* THE TASK *
Copy out each line of the material below with no changes.
==== DATA SHOWN
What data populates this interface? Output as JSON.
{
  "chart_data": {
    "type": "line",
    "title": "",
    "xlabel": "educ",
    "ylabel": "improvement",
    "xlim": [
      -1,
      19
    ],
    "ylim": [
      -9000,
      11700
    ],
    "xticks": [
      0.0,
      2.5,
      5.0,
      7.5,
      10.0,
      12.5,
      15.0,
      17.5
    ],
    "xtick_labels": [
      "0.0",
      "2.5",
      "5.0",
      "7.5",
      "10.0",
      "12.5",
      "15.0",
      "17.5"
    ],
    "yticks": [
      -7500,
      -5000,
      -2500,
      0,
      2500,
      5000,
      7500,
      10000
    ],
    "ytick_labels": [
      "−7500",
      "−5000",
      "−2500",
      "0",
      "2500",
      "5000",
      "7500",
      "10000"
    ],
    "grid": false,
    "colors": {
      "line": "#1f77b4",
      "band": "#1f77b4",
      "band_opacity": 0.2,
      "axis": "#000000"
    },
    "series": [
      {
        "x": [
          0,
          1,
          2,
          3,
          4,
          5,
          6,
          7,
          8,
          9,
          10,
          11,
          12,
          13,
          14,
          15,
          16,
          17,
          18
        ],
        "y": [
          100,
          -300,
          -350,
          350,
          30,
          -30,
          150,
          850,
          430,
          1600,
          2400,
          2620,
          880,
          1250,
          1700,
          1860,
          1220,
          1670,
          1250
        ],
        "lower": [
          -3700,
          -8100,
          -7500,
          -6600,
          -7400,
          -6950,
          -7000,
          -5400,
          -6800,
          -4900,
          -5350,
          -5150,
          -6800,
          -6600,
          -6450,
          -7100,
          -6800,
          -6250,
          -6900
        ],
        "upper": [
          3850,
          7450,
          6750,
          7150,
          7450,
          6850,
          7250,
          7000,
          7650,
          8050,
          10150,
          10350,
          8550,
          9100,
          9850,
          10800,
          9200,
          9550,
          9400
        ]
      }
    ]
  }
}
========
* ANSWER FOR THIS EXERCISE *
What data populates this interface? Output as JSON.
{
  "chart_data": {
    "type": "line",
    "title": "",
    "xlabel": "educ",
    "ylabel": "improvement",
    "xlim": [
      -1,
      19
    ],
    "ylim": [
      -9000,
      11700
    ],
    "xticks": [
      0.0,
      2.5,
      5.0,
      7.5,
      10.0,
      12.5,
      15.0,
      17.5
    ],
    "xtick_labels": [
      "0.0",
      "2.5",
      "5.0",
      "7.5",
      "10.0",
      "12.5",
      "15.0",
      "17.5"
    ],
    "yticks": [
      -7500,
      -5000,
      -2500,
      0,
      2500,
      5000,
      7500,
      10000
    ],
    "ytick_labels": [
      "−7500",
      "−5000",
      "−2500",
      "0",
      "2500",
      "5000",
      "7500",
      "10000"
    ],
    "grid": false,
    "colors": {
      "line": "#1f77b4",
      "band": "#1f77b4",
      "band_opacity": 0.2,
      "axis": "#000000"
    },
    "series": [
      {
        "x": [
          0,
          1,
          2,
          3,
          4,
          5,
          6,
          7,
          8,
          9,
          10,
          11,
          12,
          13,
          14,
          15,
          16,
          17,
          18
        ],
        "y": [
          100,
          -300,
          -350,
          350,
          30,
          -30,
          150,
          850,
          430,
          1600,
          2400,
          2620,
          880,
          1250,
          1700,
          1860,
          1220,
          1670,
          1250
        ],
        "lower": [
          -3700,
          -8100,
          -7500,
          -6600,
          -7400,
          -6950,
          -7000,
          -5400,
          -6800,
          -4900,
          -5350,
          -5150,
          -6800,
          -6600,
          -6450,
          -7100,
          -6800,
          -6250,
          -6900
        ],
        "upper": [
          3850,
          7450,
          6750,
          7150,
          7450,
          6850,
          7250,
          7000,
          7650,
          8050,
          10150,
          10350,
          8550,
          9100,
          9850,
          10800,
          9200,
          9550,
          9400
        ]
      }
    ]
  }
}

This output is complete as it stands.